-- RECORDS SUPPLIED start --
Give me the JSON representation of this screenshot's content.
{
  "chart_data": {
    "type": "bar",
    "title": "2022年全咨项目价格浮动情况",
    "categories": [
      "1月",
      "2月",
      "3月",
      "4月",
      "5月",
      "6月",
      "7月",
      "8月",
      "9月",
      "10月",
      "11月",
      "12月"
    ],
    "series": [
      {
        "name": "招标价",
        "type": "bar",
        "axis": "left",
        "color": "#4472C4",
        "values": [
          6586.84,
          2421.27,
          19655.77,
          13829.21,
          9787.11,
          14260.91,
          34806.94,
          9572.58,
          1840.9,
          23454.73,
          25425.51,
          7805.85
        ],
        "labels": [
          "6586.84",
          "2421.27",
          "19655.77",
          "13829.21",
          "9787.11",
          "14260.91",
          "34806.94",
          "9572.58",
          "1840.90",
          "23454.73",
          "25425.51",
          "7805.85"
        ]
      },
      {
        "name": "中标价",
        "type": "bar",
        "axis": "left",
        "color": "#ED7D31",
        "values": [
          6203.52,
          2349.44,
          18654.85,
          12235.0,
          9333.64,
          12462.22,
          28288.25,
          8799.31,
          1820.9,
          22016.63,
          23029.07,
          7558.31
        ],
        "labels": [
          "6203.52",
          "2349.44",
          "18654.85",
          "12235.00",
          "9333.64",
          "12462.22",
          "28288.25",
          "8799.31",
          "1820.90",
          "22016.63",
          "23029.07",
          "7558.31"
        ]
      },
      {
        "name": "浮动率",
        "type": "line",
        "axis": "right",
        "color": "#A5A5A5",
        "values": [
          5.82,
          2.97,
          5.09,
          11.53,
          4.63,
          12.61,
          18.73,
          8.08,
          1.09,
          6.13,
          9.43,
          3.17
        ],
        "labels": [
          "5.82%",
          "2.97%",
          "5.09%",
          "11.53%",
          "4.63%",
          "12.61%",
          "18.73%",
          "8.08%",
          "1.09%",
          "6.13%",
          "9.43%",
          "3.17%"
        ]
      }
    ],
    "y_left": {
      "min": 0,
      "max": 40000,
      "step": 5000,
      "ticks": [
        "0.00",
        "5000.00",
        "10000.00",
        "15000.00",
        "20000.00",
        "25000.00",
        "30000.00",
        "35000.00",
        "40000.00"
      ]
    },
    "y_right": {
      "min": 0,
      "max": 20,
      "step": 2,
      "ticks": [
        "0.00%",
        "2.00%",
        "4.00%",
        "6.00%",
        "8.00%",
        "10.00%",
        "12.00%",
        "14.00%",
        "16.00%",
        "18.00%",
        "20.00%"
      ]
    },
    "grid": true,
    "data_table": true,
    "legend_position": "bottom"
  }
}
-- RECORDS SUPPLIED end --
-- RECORDS SUPPLIED start --
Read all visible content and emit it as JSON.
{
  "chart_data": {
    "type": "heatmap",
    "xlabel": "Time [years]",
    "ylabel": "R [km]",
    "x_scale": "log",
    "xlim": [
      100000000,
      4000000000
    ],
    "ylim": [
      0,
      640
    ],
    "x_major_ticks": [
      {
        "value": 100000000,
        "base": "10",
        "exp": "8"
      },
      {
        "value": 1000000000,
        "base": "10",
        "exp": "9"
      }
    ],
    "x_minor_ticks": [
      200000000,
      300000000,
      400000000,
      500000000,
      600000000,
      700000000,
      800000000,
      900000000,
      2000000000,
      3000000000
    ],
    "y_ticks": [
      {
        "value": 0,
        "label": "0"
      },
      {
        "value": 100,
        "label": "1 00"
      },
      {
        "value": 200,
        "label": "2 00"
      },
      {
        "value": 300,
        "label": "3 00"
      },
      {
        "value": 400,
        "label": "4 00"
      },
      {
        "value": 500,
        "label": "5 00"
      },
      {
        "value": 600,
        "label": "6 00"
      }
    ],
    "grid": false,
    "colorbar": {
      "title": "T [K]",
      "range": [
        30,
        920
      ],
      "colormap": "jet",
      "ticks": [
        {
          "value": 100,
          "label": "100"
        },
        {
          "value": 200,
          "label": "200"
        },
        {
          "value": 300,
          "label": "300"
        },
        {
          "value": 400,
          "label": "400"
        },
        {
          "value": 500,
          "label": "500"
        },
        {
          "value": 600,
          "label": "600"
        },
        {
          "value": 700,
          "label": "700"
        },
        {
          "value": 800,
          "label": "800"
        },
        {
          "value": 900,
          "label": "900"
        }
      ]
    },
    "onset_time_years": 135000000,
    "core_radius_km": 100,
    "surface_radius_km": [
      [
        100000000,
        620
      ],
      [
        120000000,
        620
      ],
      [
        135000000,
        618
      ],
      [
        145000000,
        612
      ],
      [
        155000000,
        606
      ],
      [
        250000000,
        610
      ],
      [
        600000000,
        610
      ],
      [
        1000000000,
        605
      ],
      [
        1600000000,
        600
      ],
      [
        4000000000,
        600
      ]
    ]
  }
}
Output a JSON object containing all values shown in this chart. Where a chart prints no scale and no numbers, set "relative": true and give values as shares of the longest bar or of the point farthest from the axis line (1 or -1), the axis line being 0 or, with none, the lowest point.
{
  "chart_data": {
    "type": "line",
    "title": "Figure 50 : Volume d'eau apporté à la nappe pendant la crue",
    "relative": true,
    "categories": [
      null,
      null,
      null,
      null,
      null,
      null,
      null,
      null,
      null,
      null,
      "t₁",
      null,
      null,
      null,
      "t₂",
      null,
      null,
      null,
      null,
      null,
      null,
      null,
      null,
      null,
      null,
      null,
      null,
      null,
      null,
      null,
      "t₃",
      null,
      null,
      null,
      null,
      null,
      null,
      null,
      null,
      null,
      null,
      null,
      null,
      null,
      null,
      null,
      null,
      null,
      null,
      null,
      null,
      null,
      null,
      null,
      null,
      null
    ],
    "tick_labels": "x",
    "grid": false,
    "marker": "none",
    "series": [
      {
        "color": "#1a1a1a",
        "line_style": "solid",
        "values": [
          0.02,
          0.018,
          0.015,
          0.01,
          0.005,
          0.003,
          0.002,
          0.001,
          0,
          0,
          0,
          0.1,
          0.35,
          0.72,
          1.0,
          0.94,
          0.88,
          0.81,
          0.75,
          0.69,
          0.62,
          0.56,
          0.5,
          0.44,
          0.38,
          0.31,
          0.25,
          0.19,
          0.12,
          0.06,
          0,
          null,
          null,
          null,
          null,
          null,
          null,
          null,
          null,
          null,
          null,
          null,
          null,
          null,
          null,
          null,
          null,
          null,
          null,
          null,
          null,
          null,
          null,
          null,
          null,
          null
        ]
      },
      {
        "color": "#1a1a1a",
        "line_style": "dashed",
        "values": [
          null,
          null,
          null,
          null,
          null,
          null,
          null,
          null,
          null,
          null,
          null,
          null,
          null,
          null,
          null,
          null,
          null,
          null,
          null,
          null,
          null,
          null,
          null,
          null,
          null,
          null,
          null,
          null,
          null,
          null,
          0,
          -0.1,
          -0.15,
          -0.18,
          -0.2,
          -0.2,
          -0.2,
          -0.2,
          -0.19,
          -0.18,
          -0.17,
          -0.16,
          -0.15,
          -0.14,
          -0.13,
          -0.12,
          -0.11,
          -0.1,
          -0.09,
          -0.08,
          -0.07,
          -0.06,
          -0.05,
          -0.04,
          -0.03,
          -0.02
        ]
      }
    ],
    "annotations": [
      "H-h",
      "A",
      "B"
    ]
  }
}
-- RECORDS SUPPLIED end --
■ TO DO
Determine how many lines include the word "content" and report that number by itself.

■ ANSWER TO THE TASK
2